■ **MATERIAL FOR THIS TASK**:
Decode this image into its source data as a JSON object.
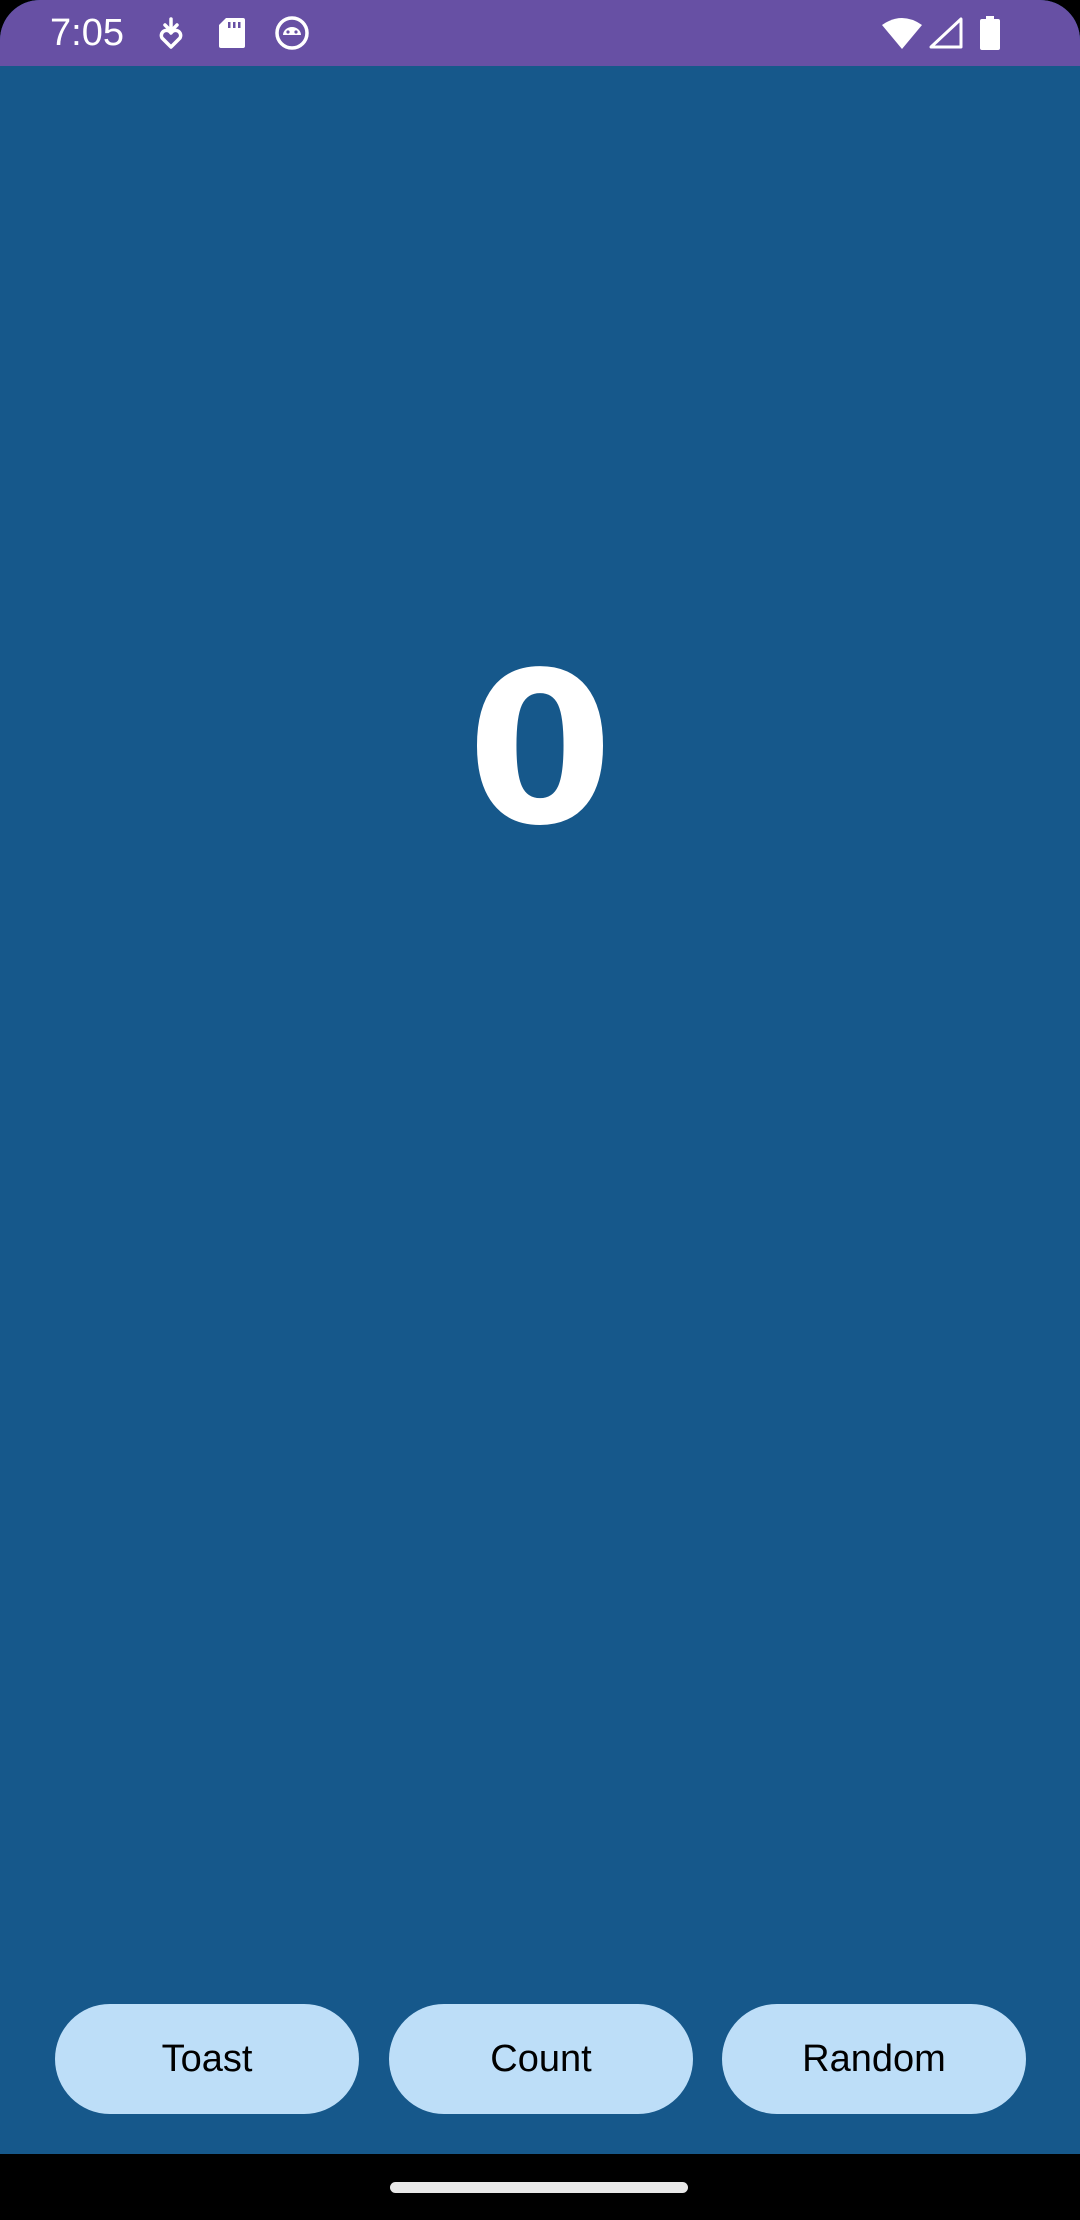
{
  "status_bar": {
    "time": "7:05",
    "background_color": "#6750A4",
    "left_icons": [
      "download-heart-icon",
      "sd-card-icon",
      "android-face-icon"
    ],
    "right_icons": [
      "wifi-icon",
      "cell-signal-icon",
      "battery-icon"
    ]
  },
  "main": {
    "background_color": "#16588B",
    "counter_value": "0"
  },
  "buttons": {
    "toast_label": "Toast",
    "count_label": "Count",
    "random_label": "Random",
    "button_color": "#BDDEF8"
  },
  "nav_bar": {
    "handle": "home-gesture-handle"
  }
}
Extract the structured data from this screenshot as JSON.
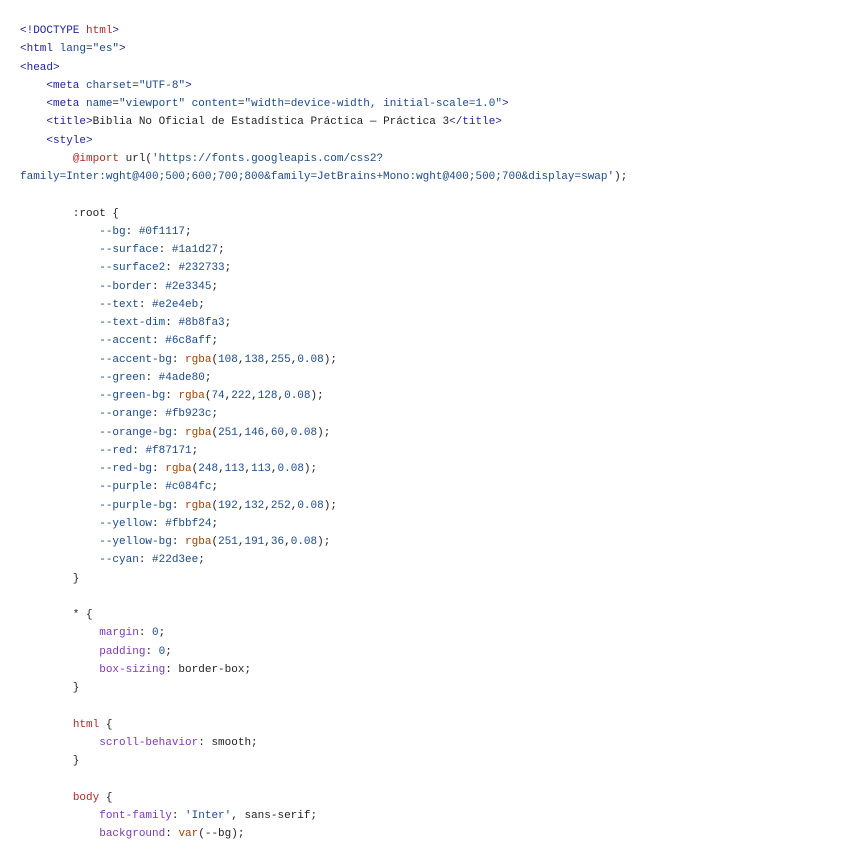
{
  "editor": {
    "colors": {
      "background": "#ffffff",
      "plain": "#222222",
      "tag": "#1f1f9a",
      "element": "#b02a2a",
      "string": "#1b4a8a",
      "property": "#7b39b8",
      "function": "#a14100",
      "variable": "#1b4a8a"
    },
    "lines": [
      [
        {
          "t": "<!DOCTYPE ",
          "c": "k"
        },
        {
          "t": "html",
          "c": "e"
        },
        {
          "t": ">",
          "c": "k"
        }
      ],
      [
        {
          "t": "<html ",
          "c": "k"
        },
        {
          "t": "lang",
          "c": "v"
        },
        {
          "t": "=",
          "c": "t"
        },
        {
          "t": "\"es\"",
          "c": "s"
        },
        {
          "t": ">",
          "c": "k"
        }
      ],
      [
        {
          "t": "<head>",
          "c": "k"
        }
      ],
      [
        {
          "t": "    <meta ",
          "c": "k"
        },
        {
          "t": "charset",
          "c": "v"
        },
        {
          "t": "=",
          "c": "t"
        },
        {
          "t": "\"UTF-8\"",
          "c": "s"
        },
        {
          "t": ">",
          "c": "k"
        }
      ],
      [
        {
          "t": "    <meta ",
          "c": "k"
        },
        {
          "t": "name",
          "c": "v"
        },
        {
          "t": "=",
          "c": "t"
        },
        {
          "t": "\"viewport\" ",
          "c": "s"
        },
        {
          "t": "content",
          "c": "v"
        },
        {
          "t": "=",
          "c": "t"
        },
        {
          "t": "\"width=device-width, initial-scale=1.0\"",
          "c": "s"
        },
        {
          "t": ">",
          "c": "k"
        }
      ],
      [
        {
          "t": "    <title>",
          "c": "k"
        },
        {
          "t": "Biblia No Oficial de Estadística Práctica — Práctica 3",
          "c": "t"
        },
        {
          "t": "</title>",
          "c": "k"
        }
      ],
      [
        {
          "t": "    <style>",
          "c": "k"
        }
      ],
      [
        {
          "t": "        ",
          "c": "t"
        },
        {
          "t": "@import",
          "c": "e"
        },
        {
          "t": " url(",
          "c": "t"
        },
        {
          "t": "'https://fonts.googleapis.com/css2?",
          "c": "s"
        }
      ],
      [
        {
          "t": "family=Inter:wght@400;500;600;700;800&family=JetBrains+Mono:wght@400;500;700&display=swap'",
          "c": "s"
        },
        {
          "t": ");",
          "c": "t"
        }
      ],
      [
        {
          "t": "",
          "c": "t"
        }
      ],
      [
        {
          "t": "        :root {",
          "c": "t"
        }
      ],
      [
        {
          "t": "            ",
          "c": "t"
        },
        {
          "t": "--bg",
          "c": "v"
        },
        {
          "t": ": ",
          "c": "t"
        },
        {
          "t": "#0f1117",
          "c": "s"
        },
        {
          "t": ";",
          "c": "t"
        }
      ],
      [
        {
          "t": "            ",
          "c": "t"
        },
        {
          "t": "--surface",
          "c": "v"
        },
        {
          "t": ": ",
          "c": "t"
        },
        {
          "t": "#1a1d27",
          "c": "s"
        },
        {
          "t": ";",
          "c": "t"
        }
      ],
      [
        {
          "t": "            ",
          "c": "t"
        },
        {
          "t": "--surface2",
          "c": "v"
        },
        {
          "t": ": ",
          "c": "t"
        },
        {
          "t": "#232733",
          "c": "s"
        },
        {
          "t": ";",
          "c": "t"
        }
      ],
      [
        {
          "t": "            ",
          "c": "t"
        },
        {
          "t": "--border",
          "c": "v"
        },
        {
          "t": ": ",
          "c": "t"
        },
        {
          "t": "#2e3345",
          "c": "s"
        },
        {
          "t": ";",
          "c": "t"
        }
      ],
      [
        {
          "t": "            ",
          "c": "t"
        },
        {
          "t": "--text",
          "c": "v"
        },
        {
          "t": ": ",
          "c": "t"
        },
        {
          "t": "#e2e4eb",
          "c": "s"
        },
        {
          "t": ";",
          "c": "t"
        }
      ],
      [
        {
          "t": "            ",
          "c": "t"
        },
        {
          "t": "--text-dim",
          "c": "v"
        },
        {
          "t": ": ",
          "c": "t"
        },
        {
          "t": "#8b8fa3",
          "c": "s"
        },
        {
          "t": ";",
          "c": "t"
        }
      ],
      [
        {
          "t": "            ",
          "c": "t"
        },
        {
          "t": "--accent",
          "c": "v"
        },
        {
          "t": ": ",
          "c": "t"
        },
        {
          "t": "#6c8aff",
          "c": "s"
        },
        {
          "t": ";",
          "c": "t"
        }
      ],
      [
        {
          "t": "            ",
          "c": "t"
        },
        {
          "t": "--accent-bg",
          "c": "v"
        },
        {
          "t": ": ",
          "c": "t"
        },
        {
          "t": "rgba",
          "c": "f"
        },
        {
          "t": "(",
          "c": "t"
        },
        {
          "t": "108",
          "c": "s"
        },
        {
          "t": ",",
          "c": "t"
        },
        {
          "t": "138",
          "c": "s"
        },
        {
          "t": ",",
          "c": "t"
        },
        {
          "t": "255",
          "c": "s"
        },
        {
          "t": ",",
          "c": "t"
        },
        {
          "t": "0.08",
          "c": "s"
        },
        {
          "t": ");",
          "c": "t"
        }
      ],
      [
        {
          "t": "            ",
          "c": "t"
        },
        {
          "t": "--green",
          "c": "v"
        },
        {
          "t": ": ",
          "c": "t"
        },
        {
          "t": "#4ade80",
          "c": "s"
        },
        {
          "t": ";",
          "c": "t"
        }
      ],
      [
        {
          "t": "            ",
          "c": "t"
        },
        {
          "t": "--green-bg",
          "c": "v"
        },
        {
          "t": ": ",
          "c": "t"
        },
        {
          "t": "rgba",
          "c": "f"
        },
        {
          "t": "(",
          "c": "t"
        },
        {
          "t": "74",
          "c": "s"
        },
        {
          "t": ",",
          "c": "t"
        },
        {
          "t": "222",
          "c": "s"
        },
        {
          "t": ",",
          "c": "t"
        },
        {
          "t": "128",
          "c": "s"
        },
        {
          "t": ",",
          "c": "t"
        },
        {
          "t": "0.08",
          "c": "s"
        },
        {
          "t": ");",
          "c": "t"
        }
      ],
      [
        {
          "t": "            ",
          "c": "t"
        },
        {
          "t": "--orange",
          "c": "v"
        },
        {
          "t": ": ",
          "c": "t"
        },
        {
          "t": "#fb923c",
          "c": "s"
        },
        {
          "t": ";",
          "c": "t"
        }
      ],
      [
        {
          "t": "            ",
          "c": "t"
        },
        {
          "t": "--orange-bg",
          "c": "v"
        },
        {
          "t": ": ",
          "c": "t"
        },
        {
          "t": "rgba",
          "c": "f"
        },
        {
          "t": "(",
          "c": "t"
        },
        {
          "t": "251",
          "c": "s"
        },
        {
          "t": ",",
          "c": "t"
        },
        {
          "t": "146",
          "c": "s"
        },
        {
          "t": ",",
          "c": "t"
        },
        {
          "t": "60",
          "c": "s"
        },
        {
          "t": ",",
          "c": "t"
        },
        {
          "t": "0.08",
          "c": "s"
        },
        {
          "t": ");",
          "c": "t"
        }
      ],
      [
        {
          "t": "            ",
          "c": "t"
        },
        {
          "t": "--red",
          "c": "v"
        },
        {
          "t": ": ",
          "c": "t"
        },
        {
          "t": "#f87171",
          "c": "s"
        },
        {
          "t": ";",
          "c": "t"
        }
      ],
      [
        {
          "t": "            ",
          "c": "t"
        },
        {
          "t": "--red-bg",
          "c": "v"
        },
        {
          "t": ": ",
          "c": "t"
        },
        {
          "t": "rgba",
          "c": "f"
        },
        {
          "t": "(",
          "c": "t"
        },
        {
          "t": "248",
          "c": "s"
        },
        {
          "t": ",",
          "c": "t"
        },
        {
          "t": "113",
          "c": "s"
        },
        {
          "t": ",",
          "c": "t"
        },
        {
          "t": "113",
          "c": "s"
        },
        {
          "t": ",",
          "c": "t"
        },
        {
          "t": "0.08",
          "c": "s"
        },
        {
          "t": ");",
          "c": "t"
        }
      ],
      [
        {
          "t": "            ",
          "c": "t"
        },
        {
          "t": "--purple",
          "c": "v"
        },
        {
          "t": ": ",
          "c": "t"
        },
        {
          "t": "#c084fc",
          "c": "s"
        },
        {
          "t": ";",
          "c": "t"
        }
      ],
      [
        {
          "t": "            ",
          "c": "t"
        },
        {
          "t": "--purple-bg",
          "c": "v"
        },
        {
          "t": ": ",
          "c": "t"
        },
        {
          "t": "rgba",
          "c": "f"
        },
        {
          "t": "(",
          "c": "t"
        },
        {
          "t": "192",
          "c": "s"
        },
        {
          "t": ",",
          "c": "t"
        },
        {
          "t": "132",
          "c": "s"
        },
        {
          "t": ",",
          "c": "t"
        },
        {
          "t": "252",
          "c": "s"
        },
        {
          "t": ",",
          "c": "t"
        },
        {
          "t": "0.08",
          "c": "s"
        },
        {
          "t": ");",
          "c": "t"
        }
      ],
      [
        {
          "t": "            ",
          "c": "t"
        },
        {
          "t": "--yellow",
          "c": "v"
        },
        {
          "t": ": ",
          "c": "t"
        },
        {
          "t": "#fbbf24",
          "c": "s"
        },
        {
          "t": ";",
          "c": "t"
        }
      ],
      [
        {
          "t": "            ",
          "c": "t"
        },
        {
          "t": "--yellow-bg",
          "c": "v"
        },
        {
          "t": ": ",
          "c": "t"
        },
        {
          "t": "rgba",
          "c": "f"
        },
        {
          "t": "(",
          "c": "t"
        },
        {
          "t": "251",
          "c": "s"
        },
        {
          "t": ",",
          "c": "t"
        },
        {
          "t": "191",
          "c": "s"
        },
        {
          "t": ",",
          "c": "t"
        },
        {
          "t": "36",
          "c": "s"
        },
        {
          "t": ",",
          "c": "t"
        },
        {
          "t": "0.08",
          "c": "s"
        },
        {
          "t": ");",
          "c": "t"
        }
      ],
      [
        {
          "t": "            ",
          "c": "t"
        },
        {
          "t": "--cyan",
          "c": "v"
        },
        {
          "t": ": ",
          "c": "t"
        },
        {
          "t": "#22d3ee",
          "c": "s"
        },
        {
          "t": ";",
          "c": "t"
        }
      ],
      [
        {
          "t": "        }",
          "c": "t"
        }
      ],
      [
        {
          "t": "",
          "c": "t"
        }
      ],
      [
        {
          "t": "        * {",
          "c": "t"
        }
      ],
      [
        {
          "t": "            ",
          "c": "t"
        },
        {
          "t": "margin",
          "c": "p"
        },
        {
          "t": ": ",
          "c": "t"
        },
        {
          "t": "0",
          "c": "s"
        },
        {
          "t": ";",
          "c": "t"
        }
      ],
      [
        {
          "t": "            ",
          "c": "t"
        },
        {
          "t": "padding",
          "c": "p"
        },
        {
          "t": ": ",
          "c": "t"
        },
        {
          "t": "0",
          "c": "s"
        },
        {
          "t": ";",
          "c": "t"
        }
      ],
      [
        {
          "t": "            ",
          "c": "t"
        },
        {
          "t": "box-sizing",
          "c": "p"
        },
        {
          "t": ": border-box;",
          "c": "t"
        }
      ],
      [
        {
          "t": "        }",
          "c": "t"
        }
      ],
      [
        {
          "t": "",
          "c": "t"
        }
      ],
      [
        {
          "t": "        ",
          "c": "t"
        },
        {
          "t": "html",
          "c": "e"
        },
        {
          "t": " {",
          "c": "t"
        }
      ],
      [
        {
          "t": "            ",
          "c": "t"
        },
        {
          "t": "scroll-behavior",
          "c": "p"
        },
        {
          "t": ": smooth;",
          "c": "t"
        }
      ],
      [
        {
          "t": "        }",
          "c": "t"
        }
      ],
      [
        {
          "t": "",
          "c": "t"
        }
      ],
      [
        {
          "t": "        ",
          "c": "t"
        },
        {
          "t": "body",
          "c": "e"
        },
        {
          "t": " {",
          "c": "t"
        }
      ],
      [
        {
          "t": "            ",
          "c": "t"
        },
        {
          "t": "font-family",
          "c": "p"
        },
        {
          "t": ": ",
          "c": "t"
        },
        {
          "t": "'Inter'",
          "c": "s"
        },
        {
          "t": ", sans-serif;",
          "c": "t"
        }
      ],
      [
        {
          "t": "            ",
          "c": "t"
        },
        {
          "t": "background",
          "c": "p"
        },
        {
          "t": ": ",
          "c": "t"
        },
        {
          "t": "var",
          "c": "f"
        },
        {
          "t": "(--bg);",
          "c": "t"
        }
      ]
    ]
  }
}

■ **REQUIRED TASK**:
Pull out each line of the listing that holds the string "Inter".

■ **CORRECT ANSWER**:
          "t": "family=Inter:wght@400;500;600;700;800&family=JetBrains+Mono:wght@400;500;700&display=swap'",
          "t": "'Inter'",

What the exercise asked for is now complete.